>>

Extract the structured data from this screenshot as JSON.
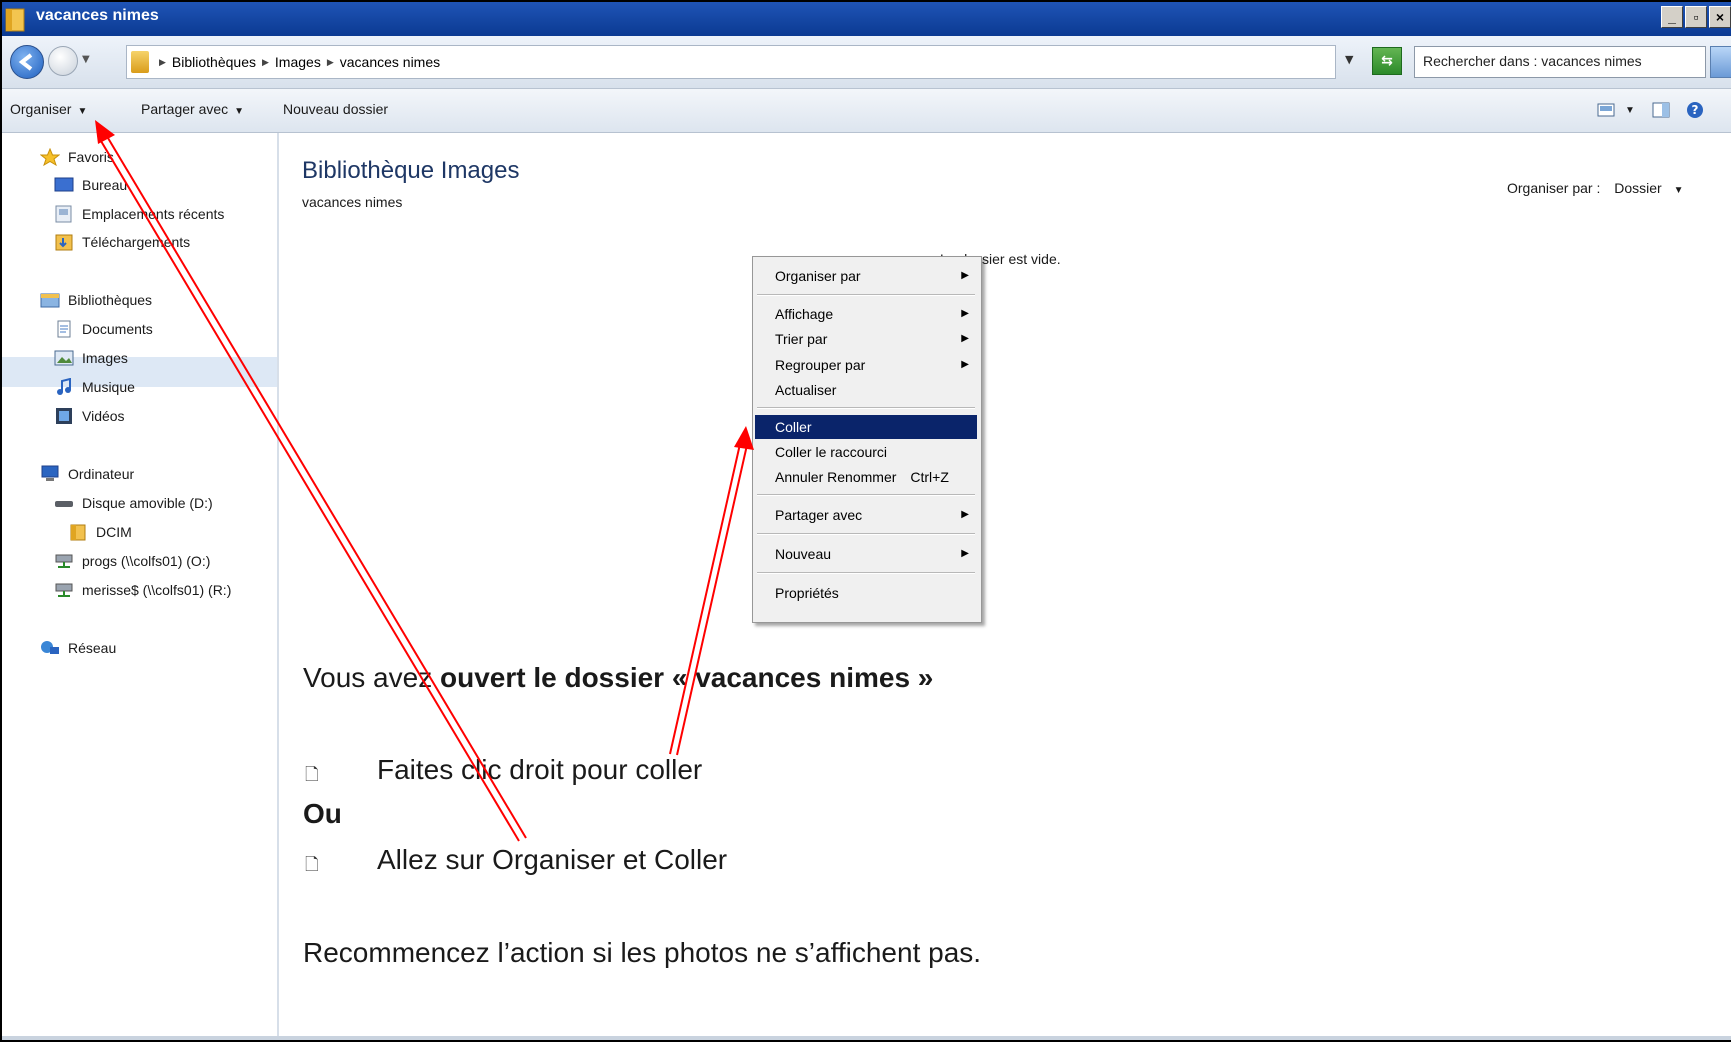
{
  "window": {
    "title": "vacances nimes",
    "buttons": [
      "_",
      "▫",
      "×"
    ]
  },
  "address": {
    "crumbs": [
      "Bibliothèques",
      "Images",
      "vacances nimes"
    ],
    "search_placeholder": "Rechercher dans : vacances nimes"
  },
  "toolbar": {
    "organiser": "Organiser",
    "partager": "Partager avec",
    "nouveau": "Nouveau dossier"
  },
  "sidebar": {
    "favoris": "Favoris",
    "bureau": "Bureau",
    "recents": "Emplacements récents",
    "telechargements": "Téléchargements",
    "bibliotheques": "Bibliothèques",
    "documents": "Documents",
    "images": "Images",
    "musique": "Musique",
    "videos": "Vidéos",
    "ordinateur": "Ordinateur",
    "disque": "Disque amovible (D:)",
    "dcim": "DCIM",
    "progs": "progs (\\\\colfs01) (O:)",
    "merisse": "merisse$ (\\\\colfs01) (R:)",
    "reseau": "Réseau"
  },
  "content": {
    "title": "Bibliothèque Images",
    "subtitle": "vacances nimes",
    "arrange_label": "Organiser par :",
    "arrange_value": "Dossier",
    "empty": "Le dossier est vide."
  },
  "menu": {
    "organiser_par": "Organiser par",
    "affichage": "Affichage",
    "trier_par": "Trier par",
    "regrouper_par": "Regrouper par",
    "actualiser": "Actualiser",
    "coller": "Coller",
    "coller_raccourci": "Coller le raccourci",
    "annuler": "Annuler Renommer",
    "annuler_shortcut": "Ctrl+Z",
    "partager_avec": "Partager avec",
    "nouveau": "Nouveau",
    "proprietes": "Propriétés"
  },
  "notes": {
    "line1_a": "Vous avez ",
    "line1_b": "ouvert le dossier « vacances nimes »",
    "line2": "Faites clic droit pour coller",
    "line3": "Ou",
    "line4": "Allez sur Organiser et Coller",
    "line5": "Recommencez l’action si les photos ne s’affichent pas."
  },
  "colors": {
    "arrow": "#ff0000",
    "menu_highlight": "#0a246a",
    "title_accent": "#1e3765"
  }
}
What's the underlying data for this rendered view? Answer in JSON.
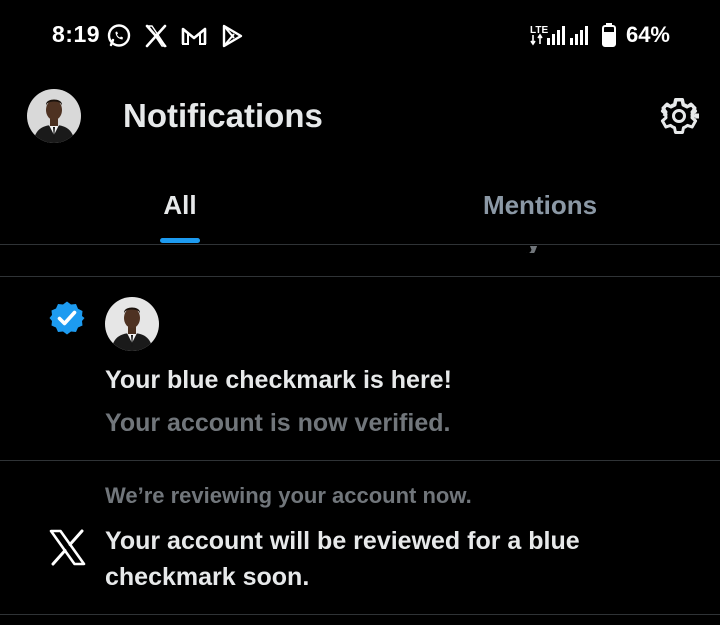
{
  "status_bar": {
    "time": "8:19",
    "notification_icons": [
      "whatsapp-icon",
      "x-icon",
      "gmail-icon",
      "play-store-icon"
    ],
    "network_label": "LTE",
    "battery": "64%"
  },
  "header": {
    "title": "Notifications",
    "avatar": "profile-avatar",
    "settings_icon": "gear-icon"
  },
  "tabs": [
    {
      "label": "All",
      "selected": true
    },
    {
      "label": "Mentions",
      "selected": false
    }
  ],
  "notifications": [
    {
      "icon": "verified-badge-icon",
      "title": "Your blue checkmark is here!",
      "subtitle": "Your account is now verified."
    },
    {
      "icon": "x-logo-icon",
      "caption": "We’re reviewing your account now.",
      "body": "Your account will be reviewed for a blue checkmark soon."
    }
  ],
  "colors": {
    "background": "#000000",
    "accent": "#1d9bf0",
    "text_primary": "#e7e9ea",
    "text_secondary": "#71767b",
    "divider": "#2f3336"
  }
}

<<

Given exercise ▸
Each line that holds the string "subtitle" counts once; give the total and nothing else.

Result of this exercise ▸
2